Exercise objective
Below is a block of records; repeat each one exactly.

Input
####
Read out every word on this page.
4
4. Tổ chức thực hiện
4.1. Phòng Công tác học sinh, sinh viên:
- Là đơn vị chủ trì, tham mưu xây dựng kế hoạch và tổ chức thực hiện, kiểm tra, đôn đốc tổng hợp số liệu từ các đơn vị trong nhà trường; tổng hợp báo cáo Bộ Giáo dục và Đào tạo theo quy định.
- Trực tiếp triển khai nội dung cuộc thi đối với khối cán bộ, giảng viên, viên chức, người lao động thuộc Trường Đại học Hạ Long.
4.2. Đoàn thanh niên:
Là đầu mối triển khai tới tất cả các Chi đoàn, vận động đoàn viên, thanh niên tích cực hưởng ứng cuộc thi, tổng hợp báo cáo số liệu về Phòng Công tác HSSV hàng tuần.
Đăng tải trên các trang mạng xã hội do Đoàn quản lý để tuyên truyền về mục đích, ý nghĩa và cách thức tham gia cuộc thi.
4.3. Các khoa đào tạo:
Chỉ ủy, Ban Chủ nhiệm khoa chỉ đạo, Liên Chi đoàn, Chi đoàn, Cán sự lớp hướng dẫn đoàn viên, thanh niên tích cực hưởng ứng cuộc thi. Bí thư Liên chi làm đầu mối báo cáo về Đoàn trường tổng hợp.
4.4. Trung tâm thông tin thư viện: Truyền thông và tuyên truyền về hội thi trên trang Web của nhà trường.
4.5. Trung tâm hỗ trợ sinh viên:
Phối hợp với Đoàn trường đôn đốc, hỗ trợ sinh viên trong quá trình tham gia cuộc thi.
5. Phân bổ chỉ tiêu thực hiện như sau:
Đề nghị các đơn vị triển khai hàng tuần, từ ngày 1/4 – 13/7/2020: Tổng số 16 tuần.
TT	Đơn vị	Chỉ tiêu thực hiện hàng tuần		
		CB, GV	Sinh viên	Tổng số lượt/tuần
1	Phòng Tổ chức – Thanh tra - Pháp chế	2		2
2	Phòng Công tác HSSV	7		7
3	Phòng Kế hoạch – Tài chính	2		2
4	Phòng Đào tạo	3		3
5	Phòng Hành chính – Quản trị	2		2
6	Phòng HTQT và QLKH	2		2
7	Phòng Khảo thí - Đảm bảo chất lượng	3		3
####
Written answer
Read out every word on this page.
4
4. Tổ chức thực hiện
4.1. Phòng Công tác học sinh, sinh viên:
- Là đơn vị chủ trì, tham mưu xây dựng kế hoạch và tổ chức thực hiện, kiểm tra, đôn đốc tổng hợp số liệu từ các đơn vị trong nhà trường; tổng hợp báo cáo Bộ Giáo dục và Đào tạo theo quy định.
- Trực tiếp triển khai nội dung cuộc thi đối với khối cán bộ, giảng viên, viên chức, người lao động thuộc Trường Đại học Hạ Long.
4.2. Đoàn thanh niên:
Là đầu mối triển khai tới tất cả các Chi đoàn, vận động đoàn viên, thanh niên tích cực hưởng ứng cuộc thi, tổng hợp báo cáo số liệu về Phòng Công tác HSSV hàng tuần.
Đăng tải trên các trang mạng xã hội do Đoàn quản lý để tuyên truyền về mục đích, ý nghĩa và cách thức tham gia cuộc thi.
4.3. Các khoa đào tạo:
Chỉ ủy, Ban Chủ nhiệm khoa chỉ đạo, Liên Chi đoàn, Chi đoàn, Cán sự lớp hướng dẫn đoàn viên, thanh niên tích cực hưởng ứng cuộc thi. Bí thư Liên chi làm đầu mối báo cáo về Đoàn trường tổng hợp.
4.4. Trung tâm thông tin thư viện: Truyền thông và tuyên truyền về hội thi trên trang Web của nhà trường.
4.5. Trung tâm hỗ trợ sinh viên:
Phối hợp với Đoàn trường đôn đốc, hỗ trợ sinh viên trong quá trình tham gia cuộc thi.
5. Phân bổ chỉ tiêu thực hiện như sau:
Đề nghị các đơn vị triển khai hàng tuần, từ ngày 1/4 – 13/7/2020: Tổng số 16 tuần.
TT	Đơn vị	Chỉ tiêu thực hiện hàng tuần		
		CB, GV	Sinh viên	Tổng số lượt/tuần
1	Phòng Tổ chức – Thanh tra - Pháp chế	2		2
2	Phòng Công tác HSSV	7		7
3	Phòng Kế hoạch – Tài chính	2		2
4	Phòng Đào tạo	3		3
5	Phòng Hành chính – Quản trị	2		2
6	Phòng HTQT và QLKH	2		2
7	Phòng Khảo thí - Đảm bảo chất lượng	3		3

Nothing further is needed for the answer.